- _Aim_: Change every "point-class-1" to "point-class-B" in the lines from the start of the records through the line containing "point-class-0 — [534, 537, 545, 548]", and return those lines with nothing else altered.

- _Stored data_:
-- start --

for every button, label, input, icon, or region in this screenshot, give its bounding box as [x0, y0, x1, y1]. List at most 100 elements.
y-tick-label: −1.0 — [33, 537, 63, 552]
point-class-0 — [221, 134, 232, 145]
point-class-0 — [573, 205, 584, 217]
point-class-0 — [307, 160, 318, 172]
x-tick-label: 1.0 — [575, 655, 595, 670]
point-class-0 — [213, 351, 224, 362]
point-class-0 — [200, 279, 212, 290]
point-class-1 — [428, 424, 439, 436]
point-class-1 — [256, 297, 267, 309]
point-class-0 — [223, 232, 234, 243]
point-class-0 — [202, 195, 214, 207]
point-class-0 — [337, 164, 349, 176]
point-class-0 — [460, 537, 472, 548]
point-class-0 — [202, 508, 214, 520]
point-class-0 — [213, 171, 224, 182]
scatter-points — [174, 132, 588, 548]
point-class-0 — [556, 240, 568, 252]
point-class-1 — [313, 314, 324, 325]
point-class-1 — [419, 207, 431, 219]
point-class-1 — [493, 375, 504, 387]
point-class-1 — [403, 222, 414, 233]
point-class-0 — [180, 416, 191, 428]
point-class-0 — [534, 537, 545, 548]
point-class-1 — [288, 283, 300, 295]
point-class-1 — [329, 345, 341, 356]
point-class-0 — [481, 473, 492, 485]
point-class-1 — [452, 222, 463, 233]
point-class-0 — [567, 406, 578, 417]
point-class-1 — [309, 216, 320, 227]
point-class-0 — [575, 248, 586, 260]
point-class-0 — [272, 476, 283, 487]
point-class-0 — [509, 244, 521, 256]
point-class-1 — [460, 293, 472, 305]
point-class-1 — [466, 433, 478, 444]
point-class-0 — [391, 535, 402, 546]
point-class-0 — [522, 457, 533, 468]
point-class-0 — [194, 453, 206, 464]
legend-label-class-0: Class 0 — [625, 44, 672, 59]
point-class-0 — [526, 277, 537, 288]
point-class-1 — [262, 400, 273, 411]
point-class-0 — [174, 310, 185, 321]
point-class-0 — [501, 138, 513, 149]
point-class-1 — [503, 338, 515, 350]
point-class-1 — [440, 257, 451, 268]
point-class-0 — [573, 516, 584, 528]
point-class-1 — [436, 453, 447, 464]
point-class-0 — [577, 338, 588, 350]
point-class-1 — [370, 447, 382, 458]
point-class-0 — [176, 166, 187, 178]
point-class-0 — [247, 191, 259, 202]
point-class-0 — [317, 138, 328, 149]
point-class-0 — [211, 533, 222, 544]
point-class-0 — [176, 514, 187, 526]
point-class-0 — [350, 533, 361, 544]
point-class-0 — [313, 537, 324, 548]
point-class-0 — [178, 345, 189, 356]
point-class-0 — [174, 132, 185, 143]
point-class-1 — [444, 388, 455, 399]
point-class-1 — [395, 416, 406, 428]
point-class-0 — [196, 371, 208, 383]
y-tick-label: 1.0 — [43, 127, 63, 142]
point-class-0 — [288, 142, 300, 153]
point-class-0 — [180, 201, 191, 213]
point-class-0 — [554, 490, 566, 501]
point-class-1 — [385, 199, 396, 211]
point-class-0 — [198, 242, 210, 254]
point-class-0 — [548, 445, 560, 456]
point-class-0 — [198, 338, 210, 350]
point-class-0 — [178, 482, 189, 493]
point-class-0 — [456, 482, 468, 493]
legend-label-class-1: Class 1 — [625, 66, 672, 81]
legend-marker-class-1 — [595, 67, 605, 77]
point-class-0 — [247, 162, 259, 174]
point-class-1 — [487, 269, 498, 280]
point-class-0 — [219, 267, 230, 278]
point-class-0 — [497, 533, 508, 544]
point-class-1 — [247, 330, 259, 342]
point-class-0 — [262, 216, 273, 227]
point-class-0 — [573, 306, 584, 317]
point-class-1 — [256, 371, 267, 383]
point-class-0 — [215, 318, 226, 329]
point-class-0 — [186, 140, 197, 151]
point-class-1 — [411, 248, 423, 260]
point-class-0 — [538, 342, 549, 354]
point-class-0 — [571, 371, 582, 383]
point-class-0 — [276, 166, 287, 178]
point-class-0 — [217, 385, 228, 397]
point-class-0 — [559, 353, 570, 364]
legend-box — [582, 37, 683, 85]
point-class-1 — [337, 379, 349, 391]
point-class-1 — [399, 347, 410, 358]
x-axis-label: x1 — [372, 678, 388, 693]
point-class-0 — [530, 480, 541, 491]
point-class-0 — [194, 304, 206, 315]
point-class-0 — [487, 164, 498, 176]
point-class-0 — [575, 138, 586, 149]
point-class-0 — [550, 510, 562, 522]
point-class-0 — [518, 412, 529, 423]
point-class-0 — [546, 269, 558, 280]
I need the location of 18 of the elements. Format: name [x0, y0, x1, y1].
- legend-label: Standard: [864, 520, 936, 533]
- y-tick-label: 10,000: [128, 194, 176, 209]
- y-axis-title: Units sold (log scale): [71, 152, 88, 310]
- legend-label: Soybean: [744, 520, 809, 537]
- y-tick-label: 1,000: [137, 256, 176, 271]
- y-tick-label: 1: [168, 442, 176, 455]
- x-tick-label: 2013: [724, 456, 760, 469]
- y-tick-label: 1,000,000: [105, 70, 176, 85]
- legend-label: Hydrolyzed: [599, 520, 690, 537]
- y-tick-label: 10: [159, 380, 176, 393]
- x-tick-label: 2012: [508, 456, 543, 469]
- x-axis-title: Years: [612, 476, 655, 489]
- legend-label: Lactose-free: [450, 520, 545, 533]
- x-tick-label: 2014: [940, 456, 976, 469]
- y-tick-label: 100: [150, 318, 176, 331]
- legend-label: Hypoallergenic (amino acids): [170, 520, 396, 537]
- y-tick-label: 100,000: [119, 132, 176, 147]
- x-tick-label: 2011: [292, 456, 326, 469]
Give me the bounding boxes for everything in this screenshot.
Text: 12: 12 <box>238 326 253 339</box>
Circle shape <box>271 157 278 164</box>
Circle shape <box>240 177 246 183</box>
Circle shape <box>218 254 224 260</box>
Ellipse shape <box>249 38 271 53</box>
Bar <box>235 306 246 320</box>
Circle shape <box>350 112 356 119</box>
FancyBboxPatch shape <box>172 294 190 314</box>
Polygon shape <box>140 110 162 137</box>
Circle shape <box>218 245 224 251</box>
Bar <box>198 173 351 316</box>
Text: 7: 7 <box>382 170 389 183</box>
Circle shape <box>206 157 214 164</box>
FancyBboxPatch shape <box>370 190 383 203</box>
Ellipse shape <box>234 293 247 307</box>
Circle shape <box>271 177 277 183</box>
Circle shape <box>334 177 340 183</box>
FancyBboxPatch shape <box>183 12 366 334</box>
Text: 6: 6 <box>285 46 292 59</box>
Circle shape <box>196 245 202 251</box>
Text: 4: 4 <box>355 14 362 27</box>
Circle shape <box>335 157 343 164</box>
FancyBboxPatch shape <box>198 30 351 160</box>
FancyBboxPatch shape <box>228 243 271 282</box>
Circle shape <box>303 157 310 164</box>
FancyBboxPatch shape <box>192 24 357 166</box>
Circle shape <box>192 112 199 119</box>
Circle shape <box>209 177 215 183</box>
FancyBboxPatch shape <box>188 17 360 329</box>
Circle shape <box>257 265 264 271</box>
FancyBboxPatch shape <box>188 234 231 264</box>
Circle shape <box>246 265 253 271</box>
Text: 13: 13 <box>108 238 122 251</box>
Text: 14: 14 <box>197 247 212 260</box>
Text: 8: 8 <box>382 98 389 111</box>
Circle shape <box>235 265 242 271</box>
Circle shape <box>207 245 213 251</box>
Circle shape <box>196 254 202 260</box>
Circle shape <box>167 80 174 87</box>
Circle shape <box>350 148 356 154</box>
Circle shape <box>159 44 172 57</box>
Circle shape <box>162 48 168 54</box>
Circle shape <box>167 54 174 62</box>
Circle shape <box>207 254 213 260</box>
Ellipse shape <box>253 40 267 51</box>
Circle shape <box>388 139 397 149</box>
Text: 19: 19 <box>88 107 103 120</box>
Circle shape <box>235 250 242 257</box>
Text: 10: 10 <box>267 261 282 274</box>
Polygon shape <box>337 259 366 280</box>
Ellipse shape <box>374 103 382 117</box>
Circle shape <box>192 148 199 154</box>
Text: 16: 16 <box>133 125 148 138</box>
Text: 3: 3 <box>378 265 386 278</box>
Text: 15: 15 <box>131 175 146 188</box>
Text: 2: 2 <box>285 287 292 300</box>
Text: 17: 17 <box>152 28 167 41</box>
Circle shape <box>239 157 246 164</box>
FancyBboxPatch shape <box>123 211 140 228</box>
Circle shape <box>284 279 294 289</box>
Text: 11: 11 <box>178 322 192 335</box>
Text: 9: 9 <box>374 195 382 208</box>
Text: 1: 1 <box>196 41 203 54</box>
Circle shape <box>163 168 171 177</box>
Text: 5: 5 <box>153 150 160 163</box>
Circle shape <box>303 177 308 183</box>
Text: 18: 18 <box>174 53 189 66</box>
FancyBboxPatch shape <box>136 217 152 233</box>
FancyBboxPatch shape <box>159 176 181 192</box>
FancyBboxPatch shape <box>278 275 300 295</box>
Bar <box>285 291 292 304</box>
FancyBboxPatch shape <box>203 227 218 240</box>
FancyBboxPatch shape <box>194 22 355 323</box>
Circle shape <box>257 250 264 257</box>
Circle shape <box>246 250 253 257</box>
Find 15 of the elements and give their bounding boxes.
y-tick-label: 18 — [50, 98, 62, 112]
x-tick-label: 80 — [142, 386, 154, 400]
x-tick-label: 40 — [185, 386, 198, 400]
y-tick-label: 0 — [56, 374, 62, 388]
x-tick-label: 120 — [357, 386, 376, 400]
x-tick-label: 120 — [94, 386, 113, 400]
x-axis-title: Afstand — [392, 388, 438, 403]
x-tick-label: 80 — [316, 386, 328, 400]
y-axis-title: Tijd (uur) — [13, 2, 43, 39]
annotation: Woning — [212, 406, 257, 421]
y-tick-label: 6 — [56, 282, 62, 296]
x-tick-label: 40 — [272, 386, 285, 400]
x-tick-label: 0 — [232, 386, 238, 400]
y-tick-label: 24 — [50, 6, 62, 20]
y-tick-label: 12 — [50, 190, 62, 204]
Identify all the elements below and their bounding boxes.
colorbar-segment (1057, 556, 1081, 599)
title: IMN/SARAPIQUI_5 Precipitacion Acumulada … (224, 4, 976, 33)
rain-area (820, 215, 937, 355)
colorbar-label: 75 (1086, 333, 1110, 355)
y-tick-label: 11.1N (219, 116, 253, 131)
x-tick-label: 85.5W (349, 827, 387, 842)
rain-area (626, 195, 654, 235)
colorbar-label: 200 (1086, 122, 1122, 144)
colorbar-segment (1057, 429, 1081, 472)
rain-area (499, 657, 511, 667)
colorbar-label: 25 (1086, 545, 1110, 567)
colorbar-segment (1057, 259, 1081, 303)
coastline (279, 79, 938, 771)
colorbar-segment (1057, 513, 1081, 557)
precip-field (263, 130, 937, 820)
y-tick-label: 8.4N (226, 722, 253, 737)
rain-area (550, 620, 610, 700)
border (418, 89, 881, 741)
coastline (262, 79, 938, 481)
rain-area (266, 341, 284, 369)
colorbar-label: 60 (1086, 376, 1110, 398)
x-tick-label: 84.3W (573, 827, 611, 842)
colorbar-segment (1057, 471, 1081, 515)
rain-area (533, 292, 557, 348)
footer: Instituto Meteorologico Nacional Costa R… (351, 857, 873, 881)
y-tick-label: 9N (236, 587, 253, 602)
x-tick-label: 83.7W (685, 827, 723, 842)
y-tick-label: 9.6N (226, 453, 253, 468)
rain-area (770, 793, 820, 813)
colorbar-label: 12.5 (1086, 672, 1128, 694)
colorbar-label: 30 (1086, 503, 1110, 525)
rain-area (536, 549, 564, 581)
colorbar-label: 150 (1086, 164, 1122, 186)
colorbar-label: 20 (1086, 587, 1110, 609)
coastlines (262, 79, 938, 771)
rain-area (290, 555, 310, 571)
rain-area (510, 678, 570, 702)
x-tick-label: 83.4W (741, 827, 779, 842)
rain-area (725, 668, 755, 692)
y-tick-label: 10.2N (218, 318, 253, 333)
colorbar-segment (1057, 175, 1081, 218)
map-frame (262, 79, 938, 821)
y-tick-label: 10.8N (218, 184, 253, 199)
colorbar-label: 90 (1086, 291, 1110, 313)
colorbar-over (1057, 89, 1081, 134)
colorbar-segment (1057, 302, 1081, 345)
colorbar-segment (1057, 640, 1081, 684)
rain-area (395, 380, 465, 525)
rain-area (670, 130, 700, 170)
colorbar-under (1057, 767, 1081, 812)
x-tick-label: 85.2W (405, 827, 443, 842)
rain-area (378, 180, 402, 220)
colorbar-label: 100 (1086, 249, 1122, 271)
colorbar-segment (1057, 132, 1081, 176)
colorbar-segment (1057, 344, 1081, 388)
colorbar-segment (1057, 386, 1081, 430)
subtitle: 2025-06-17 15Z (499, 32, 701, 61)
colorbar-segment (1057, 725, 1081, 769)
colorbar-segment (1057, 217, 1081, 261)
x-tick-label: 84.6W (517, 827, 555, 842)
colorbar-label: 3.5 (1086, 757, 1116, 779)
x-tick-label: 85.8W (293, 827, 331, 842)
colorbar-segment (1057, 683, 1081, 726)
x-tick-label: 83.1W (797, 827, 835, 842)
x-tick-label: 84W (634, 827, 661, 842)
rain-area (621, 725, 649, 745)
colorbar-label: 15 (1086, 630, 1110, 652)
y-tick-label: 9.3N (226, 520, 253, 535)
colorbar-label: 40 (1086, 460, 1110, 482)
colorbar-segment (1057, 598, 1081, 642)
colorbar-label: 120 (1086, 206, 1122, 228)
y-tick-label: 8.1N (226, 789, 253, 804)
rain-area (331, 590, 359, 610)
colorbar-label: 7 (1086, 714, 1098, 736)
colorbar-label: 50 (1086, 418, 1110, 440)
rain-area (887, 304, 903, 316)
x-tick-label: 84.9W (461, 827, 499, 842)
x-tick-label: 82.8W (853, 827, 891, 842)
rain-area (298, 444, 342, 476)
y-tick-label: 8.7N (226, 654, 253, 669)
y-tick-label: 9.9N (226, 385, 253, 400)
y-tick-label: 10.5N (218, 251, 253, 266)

-- end --

- _Output below_:
for every button, label, input, icon, or region in this screenshot, give its bounding box as [x0, y0, x1, y1]. List at most 100 elements.
y-tick-label: −1.0 — [33, 537, 63, 552]
point-class-0 — [221, 134, 232, 145]
point-class-0 — [573, 205, 584, 217]
point-class-0 — [307, 160, 318, 172]
x-tick-label: 1.0 — [575, 655, 595, 670]
point-class-0 — [213, 351, 224, 362]
point-class-0 — [200, 279, 212, 290]
point-class-B — [428, 424, 439, 436]
point-class-B — [256, 297, 267, 309]
point-class-0 — [223, 232, 234, 243]
point-class-0 — [202, 195, 214, 207]
point-class-0 — [337, 164, 349, 176]
point-class-0 — [460, 537, 472, 548]
point-class-0 — [202, 508, 214, 520]
point-class-0 — [213, 171, 224, 182]
scatter-points — [174, 132, 588, 548]
point-class-0 — [556, 240, 568, 252]
point-class-B — [313, 314, 324, 325]
point-class-B — [419, 207, 431, 219]
point-class-B — [493, 375, 504, 387]
point-class-B — [403, 222, 414, 233]
point-class-0 — [180, 416, 191, 428]
point-class-0 — [534, 537, 545, 548]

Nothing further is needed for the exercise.